▶ **MATERIAL TO PROCESS**
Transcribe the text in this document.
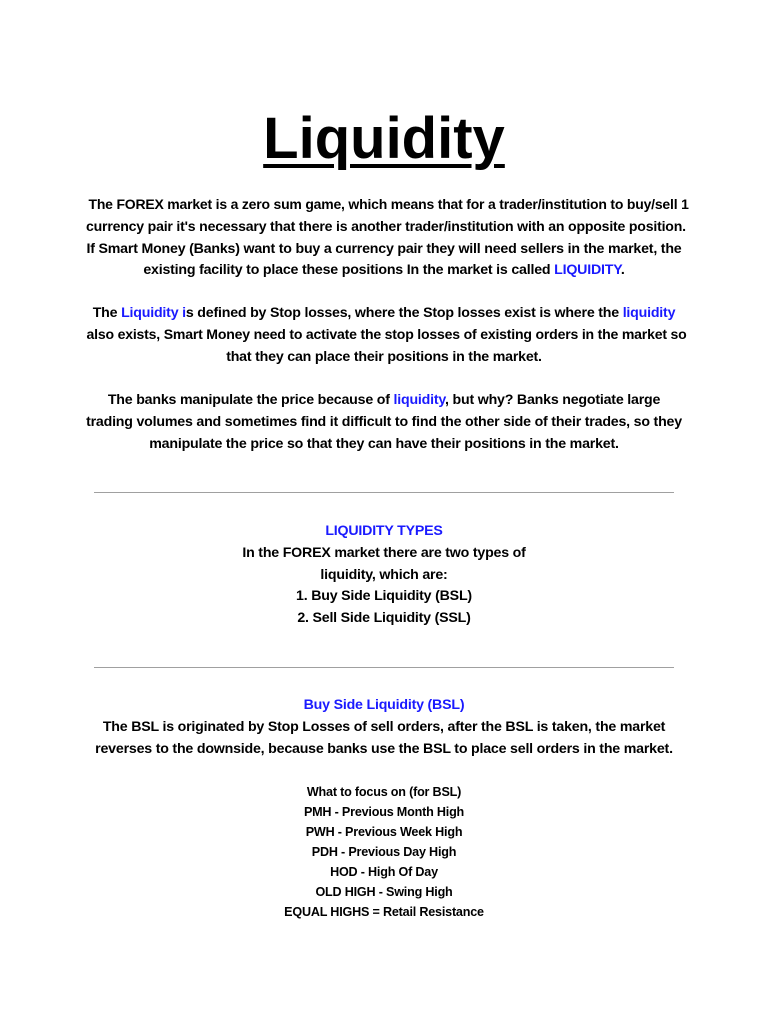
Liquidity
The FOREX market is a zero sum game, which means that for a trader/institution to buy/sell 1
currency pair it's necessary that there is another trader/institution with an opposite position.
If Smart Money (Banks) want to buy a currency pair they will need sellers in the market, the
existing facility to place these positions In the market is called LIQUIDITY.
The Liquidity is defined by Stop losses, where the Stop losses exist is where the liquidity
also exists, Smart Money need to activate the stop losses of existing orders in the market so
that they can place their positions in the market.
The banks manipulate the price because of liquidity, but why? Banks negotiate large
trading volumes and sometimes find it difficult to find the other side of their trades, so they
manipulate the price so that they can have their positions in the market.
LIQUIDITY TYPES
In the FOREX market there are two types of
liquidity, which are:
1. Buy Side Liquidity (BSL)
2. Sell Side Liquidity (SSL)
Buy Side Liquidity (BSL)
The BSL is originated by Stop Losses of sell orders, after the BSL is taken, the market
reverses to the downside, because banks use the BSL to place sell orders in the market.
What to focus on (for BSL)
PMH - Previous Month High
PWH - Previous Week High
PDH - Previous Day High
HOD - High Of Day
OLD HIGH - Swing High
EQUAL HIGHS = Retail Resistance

--

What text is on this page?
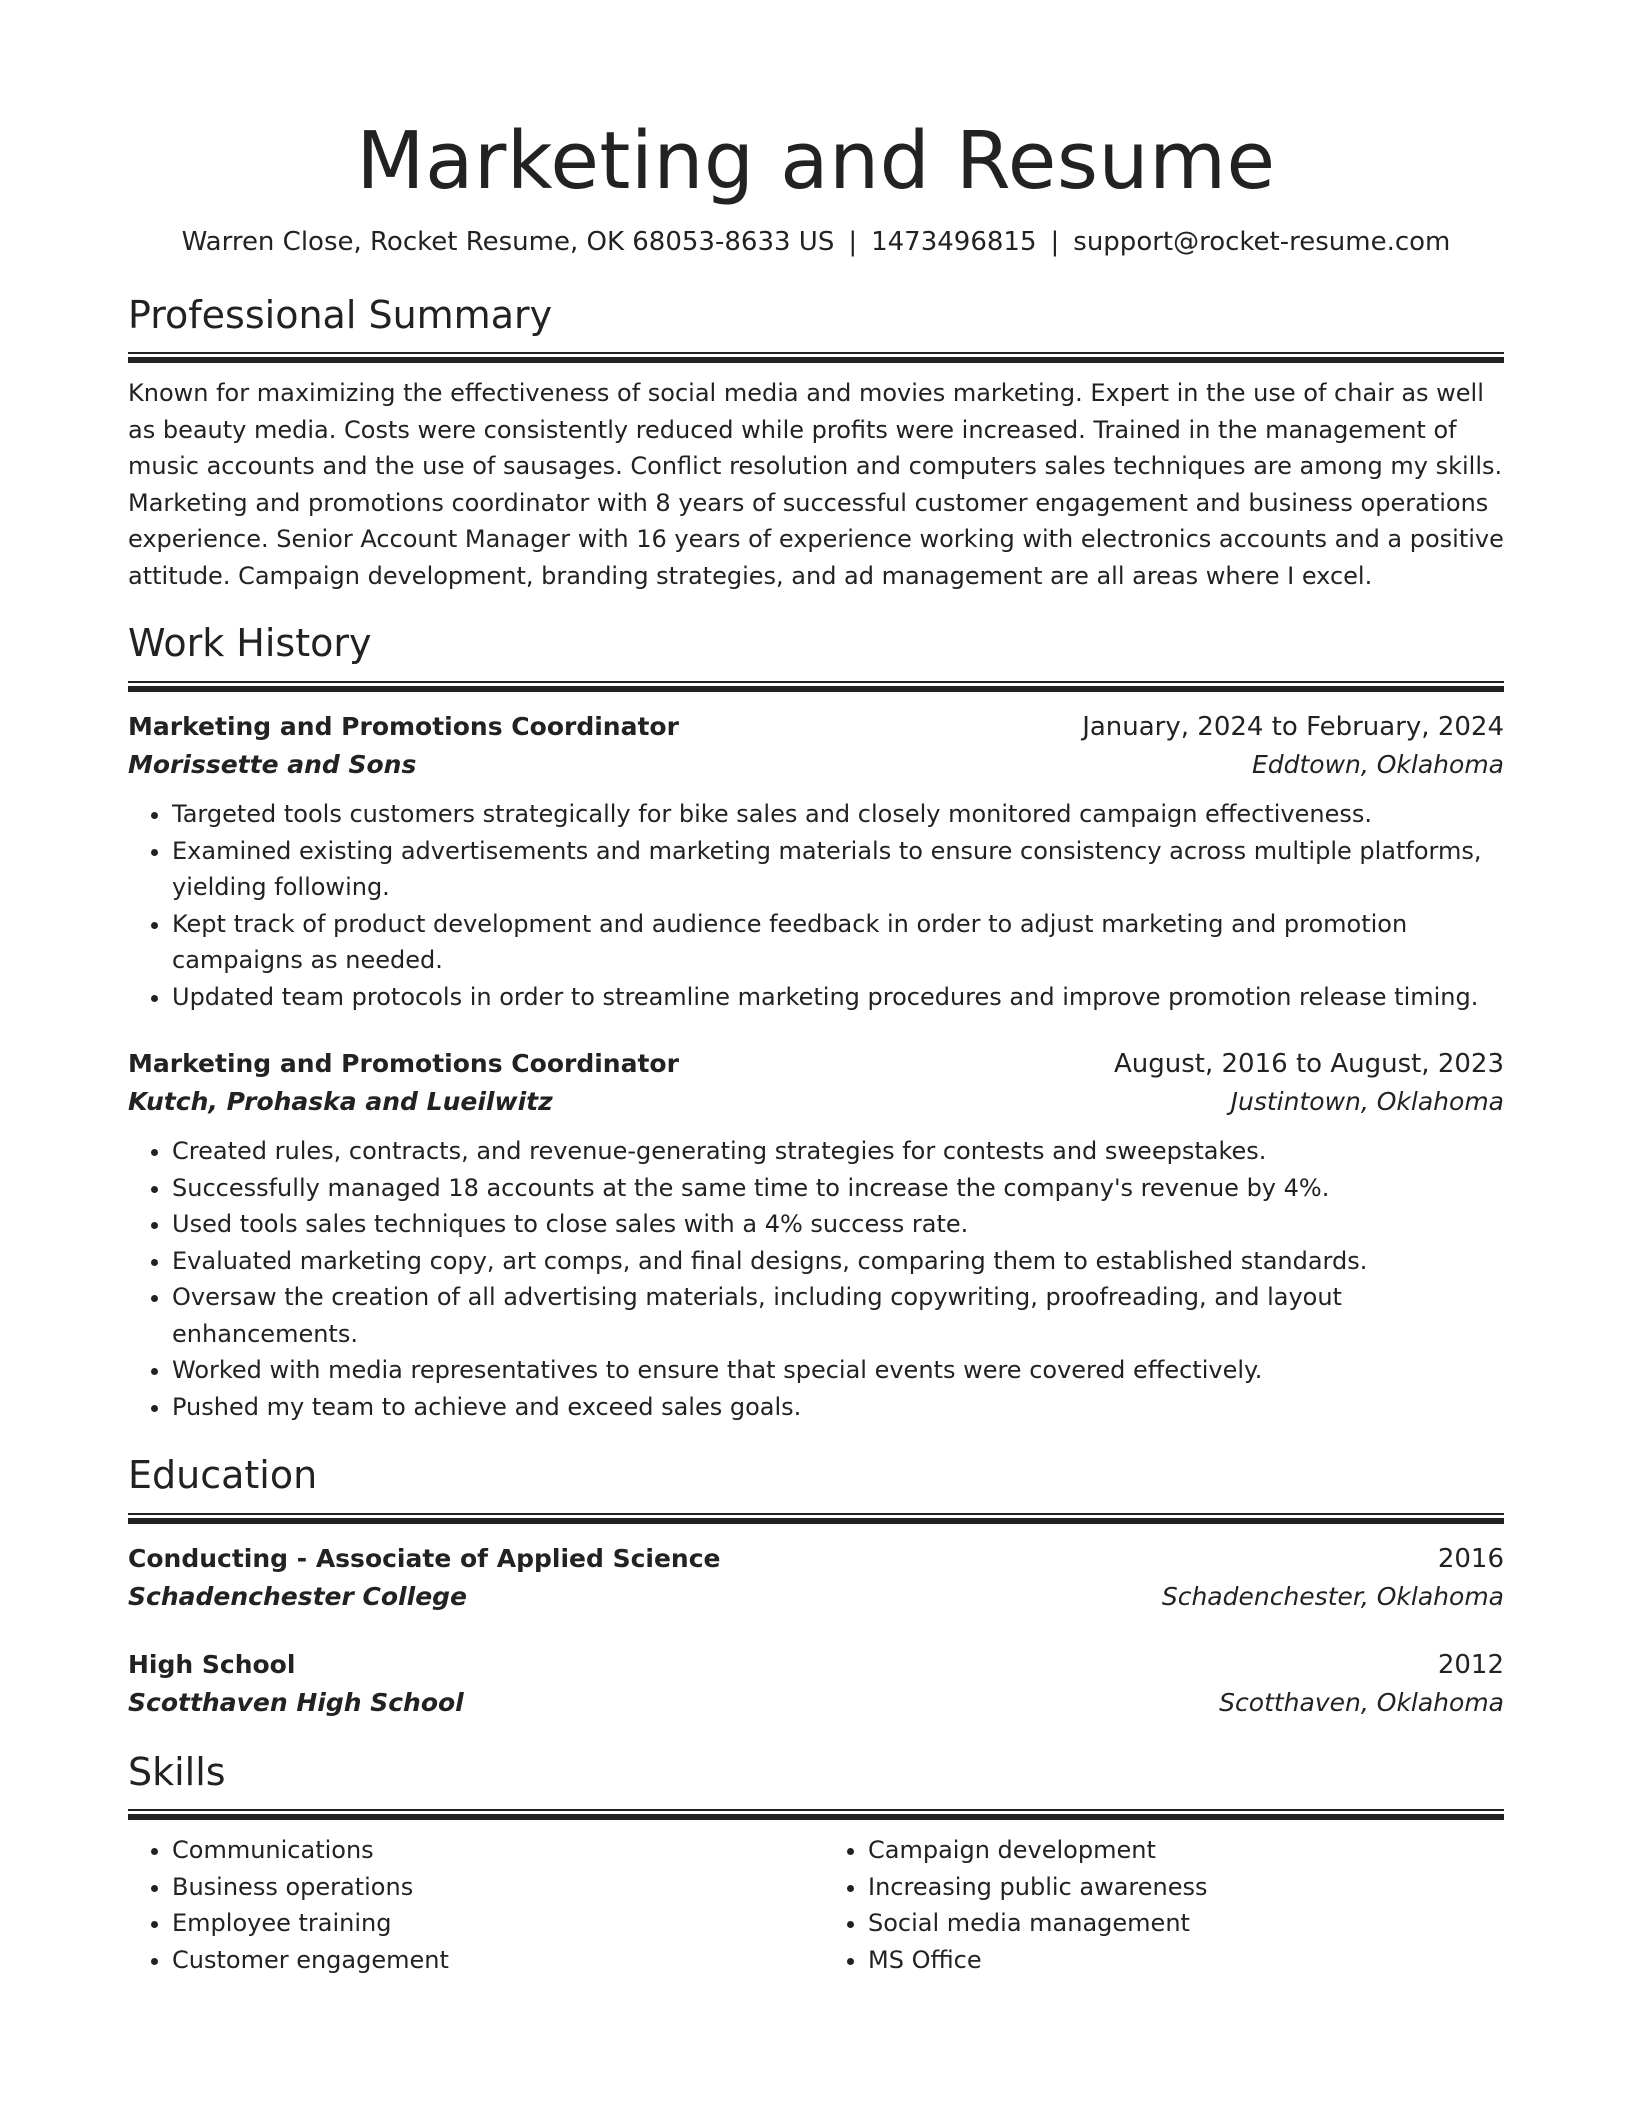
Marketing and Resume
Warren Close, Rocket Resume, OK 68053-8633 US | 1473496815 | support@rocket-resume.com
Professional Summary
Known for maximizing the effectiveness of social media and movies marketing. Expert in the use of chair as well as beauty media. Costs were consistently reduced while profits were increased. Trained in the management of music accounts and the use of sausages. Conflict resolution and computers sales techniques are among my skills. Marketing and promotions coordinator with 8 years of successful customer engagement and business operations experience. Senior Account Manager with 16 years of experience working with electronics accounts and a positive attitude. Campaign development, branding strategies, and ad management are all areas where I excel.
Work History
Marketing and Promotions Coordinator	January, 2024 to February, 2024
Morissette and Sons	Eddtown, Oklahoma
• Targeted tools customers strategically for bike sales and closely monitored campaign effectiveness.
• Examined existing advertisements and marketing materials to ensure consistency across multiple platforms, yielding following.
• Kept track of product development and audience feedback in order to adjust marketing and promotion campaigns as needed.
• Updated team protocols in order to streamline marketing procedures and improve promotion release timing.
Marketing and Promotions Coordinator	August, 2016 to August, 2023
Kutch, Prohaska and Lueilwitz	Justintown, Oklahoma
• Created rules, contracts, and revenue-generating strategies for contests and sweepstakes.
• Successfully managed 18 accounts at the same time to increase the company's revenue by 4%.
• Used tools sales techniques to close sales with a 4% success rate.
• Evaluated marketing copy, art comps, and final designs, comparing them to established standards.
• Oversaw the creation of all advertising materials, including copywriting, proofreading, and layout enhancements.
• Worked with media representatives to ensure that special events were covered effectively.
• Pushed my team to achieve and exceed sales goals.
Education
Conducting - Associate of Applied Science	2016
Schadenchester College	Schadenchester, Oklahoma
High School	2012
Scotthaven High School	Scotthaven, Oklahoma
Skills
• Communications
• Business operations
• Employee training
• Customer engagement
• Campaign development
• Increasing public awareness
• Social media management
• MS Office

==

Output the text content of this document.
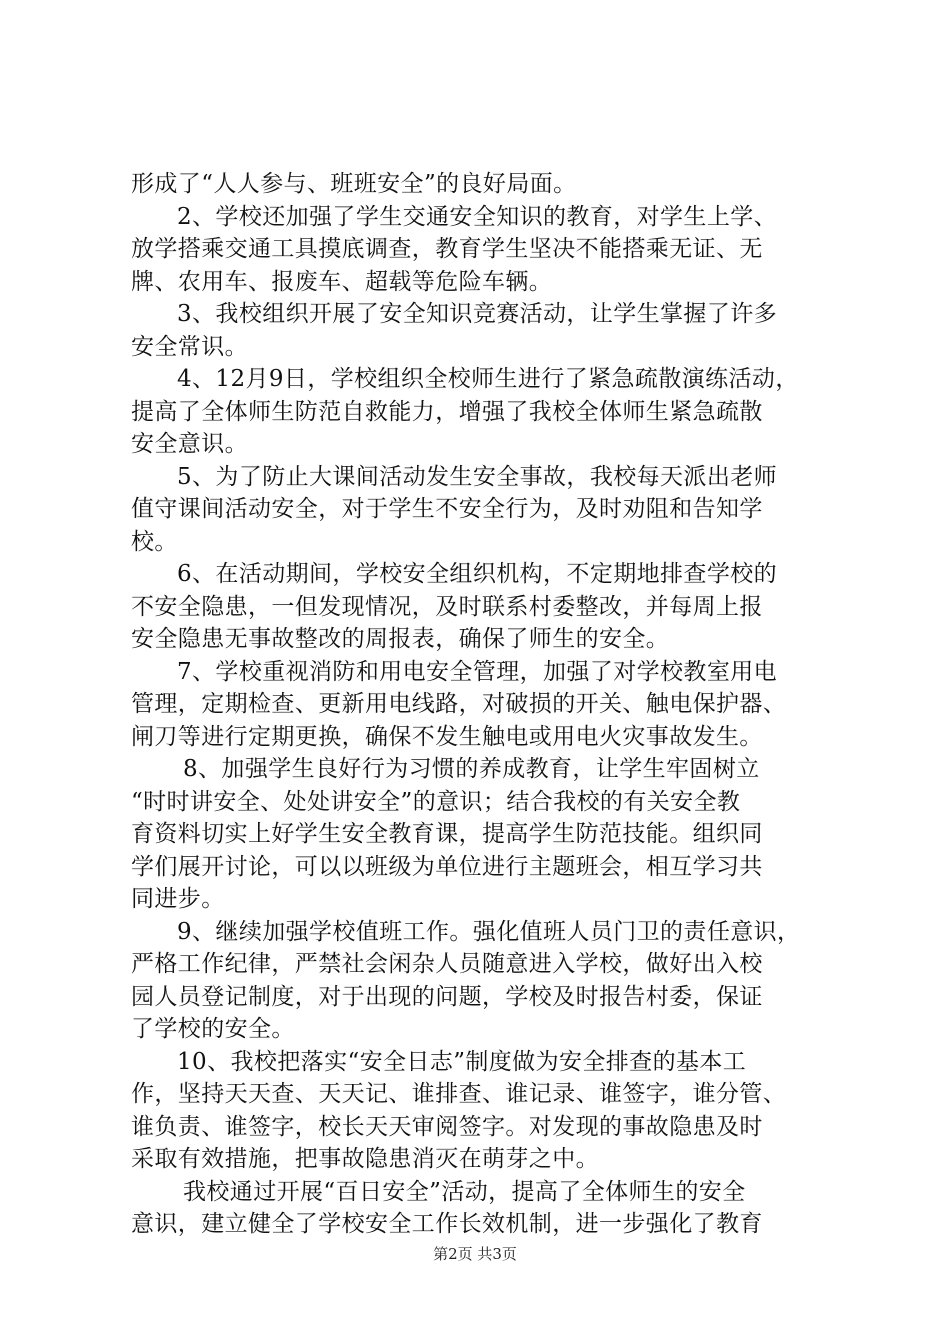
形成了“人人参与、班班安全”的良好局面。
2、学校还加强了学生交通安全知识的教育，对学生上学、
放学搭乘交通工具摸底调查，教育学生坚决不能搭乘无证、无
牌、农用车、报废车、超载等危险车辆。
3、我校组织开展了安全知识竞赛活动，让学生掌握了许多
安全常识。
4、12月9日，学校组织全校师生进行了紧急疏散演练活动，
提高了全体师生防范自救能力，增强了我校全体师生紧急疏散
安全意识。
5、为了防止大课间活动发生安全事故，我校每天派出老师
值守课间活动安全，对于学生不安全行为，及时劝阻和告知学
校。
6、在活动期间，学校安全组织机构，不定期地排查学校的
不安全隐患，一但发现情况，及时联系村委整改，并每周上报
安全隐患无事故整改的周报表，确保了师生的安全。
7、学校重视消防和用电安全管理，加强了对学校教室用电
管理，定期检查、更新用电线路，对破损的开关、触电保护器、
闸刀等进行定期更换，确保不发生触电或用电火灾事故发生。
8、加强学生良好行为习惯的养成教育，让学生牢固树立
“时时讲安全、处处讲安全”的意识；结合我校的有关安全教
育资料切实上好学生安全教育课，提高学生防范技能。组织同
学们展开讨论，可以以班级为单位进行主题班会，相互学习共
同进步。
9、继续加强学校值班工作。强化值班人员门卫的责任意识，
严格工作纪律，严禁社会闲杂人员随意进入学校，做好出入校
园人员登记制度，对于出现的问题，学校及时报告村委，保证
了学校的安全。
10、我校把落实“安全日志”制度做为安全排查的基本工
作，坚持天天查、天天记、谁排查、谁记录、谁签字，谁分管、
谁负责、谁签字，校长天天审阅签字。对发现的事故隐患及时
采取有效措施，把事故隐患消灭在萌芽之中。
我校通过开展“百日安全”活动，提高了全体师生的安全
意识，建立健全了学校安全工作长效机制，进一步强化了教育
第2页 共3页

▶ **WHAT THE EXERCISE ASKS**
Write down the number of lines where the word "pair" appears, and nothing further.

▶ **THE ANSWER**
2